* _Exercise goal_
Lines containing the word "System" are the ones to copy from the records below.

---------- Dataset entries

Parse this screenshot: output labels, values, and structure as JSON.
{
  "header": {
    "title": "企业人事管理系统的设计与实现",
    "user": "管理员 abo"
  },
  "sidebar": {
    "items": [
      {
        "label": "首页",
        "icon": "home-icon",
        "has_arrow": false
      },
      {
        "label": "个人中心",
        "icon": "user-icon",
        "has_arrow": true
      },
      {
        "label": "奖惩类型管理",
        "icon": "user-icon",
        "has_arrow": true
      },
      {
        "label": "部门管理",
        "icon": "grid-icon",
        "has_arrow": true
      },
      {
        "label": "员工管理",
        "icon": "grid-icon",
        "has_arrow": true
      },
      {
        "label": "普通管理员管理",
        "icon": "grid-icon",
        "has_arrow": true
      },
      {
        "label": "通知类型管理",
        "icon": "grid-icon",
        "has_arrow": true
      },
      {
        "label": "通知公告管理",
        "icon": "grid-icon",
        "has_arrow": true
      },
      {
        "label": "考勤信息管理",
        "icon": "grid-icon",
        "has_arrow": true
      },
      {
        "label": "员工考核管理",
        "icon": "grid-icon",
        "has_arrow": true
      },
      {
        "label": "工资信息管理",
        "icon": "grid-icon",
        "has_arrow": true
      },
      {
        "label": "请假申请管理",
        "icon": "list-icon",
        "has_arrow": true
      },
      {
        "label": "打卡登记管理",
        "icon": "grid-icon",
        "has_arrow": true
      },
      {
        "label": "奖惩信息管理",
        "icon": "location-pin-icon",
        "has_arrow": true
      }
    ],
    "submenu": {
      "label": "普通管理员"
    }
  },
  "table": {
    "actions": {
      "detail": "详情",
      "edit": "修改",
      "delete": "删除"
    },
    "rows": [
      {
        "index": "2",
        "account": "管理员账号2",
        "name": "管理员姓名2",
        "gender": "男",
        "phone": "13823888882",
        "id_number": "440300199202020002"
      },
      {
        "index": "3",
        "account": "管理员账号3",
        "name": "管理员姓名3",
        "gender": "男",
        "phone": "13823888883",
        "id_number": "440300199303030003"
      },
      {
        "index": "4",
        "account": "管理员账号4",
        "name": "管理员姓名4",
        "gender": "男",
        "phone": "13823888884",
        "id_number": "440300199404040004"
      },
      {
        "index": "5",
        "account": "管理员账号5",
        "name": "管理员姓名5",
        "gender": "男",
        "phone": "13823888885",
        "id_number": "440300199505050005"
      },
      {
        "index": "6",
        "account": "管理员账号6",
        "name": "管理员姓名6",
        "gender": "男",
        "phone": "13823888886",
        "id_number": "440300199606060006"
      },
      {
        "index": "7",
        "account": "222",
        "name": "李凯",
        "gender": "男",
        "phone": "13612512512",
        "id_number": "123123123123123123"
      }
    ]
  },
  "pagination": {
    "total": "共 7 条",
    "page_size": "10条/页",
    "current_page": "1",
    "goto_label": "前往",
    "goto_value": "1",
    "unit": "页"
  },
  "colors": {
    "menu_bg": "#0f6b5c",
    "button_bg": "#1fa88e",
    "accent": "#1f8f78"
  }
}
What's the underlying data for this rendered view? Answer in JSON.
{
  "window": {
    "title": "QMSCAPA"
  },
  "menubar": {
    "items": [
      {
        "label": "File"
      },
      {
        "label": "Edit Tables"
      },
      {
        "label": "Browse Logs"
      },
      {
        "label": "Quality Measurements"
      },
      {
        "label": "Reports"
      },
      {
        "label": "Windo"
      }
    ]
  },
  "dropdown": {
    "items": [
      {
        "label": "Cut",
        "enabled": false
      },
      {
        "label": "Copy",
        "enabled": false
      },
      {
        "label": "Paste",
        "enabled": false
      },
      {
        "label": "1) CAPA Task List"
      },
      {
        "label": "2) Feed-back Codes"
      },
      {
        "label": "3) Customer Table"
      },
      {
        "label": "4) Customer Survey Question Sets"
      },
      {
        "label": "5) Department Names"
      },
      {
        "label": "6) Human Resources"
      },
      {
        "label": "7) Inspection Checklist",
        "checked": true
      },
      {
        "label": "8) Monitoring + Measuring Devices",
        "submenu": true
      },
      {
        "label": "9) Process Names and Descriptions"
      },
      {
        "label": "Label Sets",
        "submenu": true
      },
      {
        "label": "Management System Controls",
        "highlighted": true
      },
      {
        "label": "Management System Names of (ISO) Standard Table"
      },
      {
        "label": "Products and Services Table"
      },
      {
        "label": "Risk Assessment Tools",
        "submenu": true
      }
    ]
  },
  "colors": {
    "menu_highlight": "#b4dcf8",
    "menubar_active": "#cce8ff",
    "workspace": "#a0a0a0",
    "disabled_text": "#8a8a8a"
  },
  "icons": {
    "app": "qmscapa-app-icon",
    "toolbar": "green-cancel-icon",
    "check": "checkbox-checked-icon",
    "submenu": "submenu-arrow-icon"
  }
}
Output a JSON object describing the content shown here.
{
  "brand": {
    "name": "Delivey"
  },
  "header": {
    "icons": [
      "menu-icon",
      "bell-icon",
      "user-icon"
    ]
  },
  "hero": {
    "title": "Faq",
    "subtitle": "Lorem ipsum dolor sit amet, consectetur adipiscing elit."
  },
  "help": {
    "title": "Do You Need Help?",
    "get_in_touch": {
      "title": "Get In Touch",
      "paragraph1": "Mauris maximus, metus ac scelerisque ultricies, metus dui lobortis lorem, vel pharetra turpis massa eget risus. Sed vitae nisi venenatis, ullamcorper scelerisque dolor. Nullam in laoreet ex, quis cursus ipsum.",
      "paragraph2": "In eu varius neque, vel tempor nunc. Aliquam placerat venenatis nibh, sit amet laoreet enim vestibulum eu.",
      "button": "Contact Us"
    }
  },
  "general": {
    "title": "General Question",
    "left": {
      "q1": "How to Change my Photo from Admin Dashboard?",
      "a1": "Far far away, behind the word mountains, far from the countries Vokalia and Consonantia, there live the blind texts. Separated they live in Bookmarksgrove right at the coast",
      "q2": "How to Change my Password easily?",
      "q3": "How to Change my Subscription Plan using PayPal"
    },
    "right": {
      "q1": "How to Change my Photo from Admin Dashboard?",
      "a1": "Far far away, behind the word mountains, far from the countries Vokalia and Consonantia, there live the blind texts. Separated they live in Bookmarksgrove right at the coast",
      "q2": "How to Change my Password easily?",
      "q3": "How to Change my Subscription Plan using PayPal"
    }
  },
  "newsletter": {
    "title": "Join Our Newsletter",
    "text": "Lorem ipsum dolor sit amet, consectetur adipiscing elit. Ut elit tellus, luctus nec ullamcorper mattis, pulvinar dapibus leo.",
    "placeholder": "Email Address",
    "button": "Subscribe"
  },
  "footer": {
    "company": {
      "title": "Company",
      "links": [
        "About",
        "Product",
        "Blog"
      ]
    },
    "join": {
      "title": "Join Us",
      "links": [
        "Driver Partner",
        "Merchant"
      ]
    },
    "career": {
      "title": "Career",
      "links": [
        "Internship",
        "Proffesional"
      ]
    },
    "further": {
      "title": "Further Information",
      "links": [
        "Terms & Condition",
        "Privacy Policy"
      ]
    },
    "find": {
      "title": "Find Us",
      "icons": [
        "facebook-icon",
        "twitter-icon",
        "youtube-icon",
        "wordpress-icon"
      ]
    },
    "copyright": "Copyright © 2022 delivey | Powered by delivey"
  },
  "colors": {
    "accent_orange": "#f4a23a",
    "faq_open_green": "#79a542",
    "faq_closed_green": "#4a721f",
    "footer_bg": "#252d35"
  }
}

--------------------

* _Output_
        "label": "Management System Controls",
        "label": "Management System Names of (ISO) Standard Table"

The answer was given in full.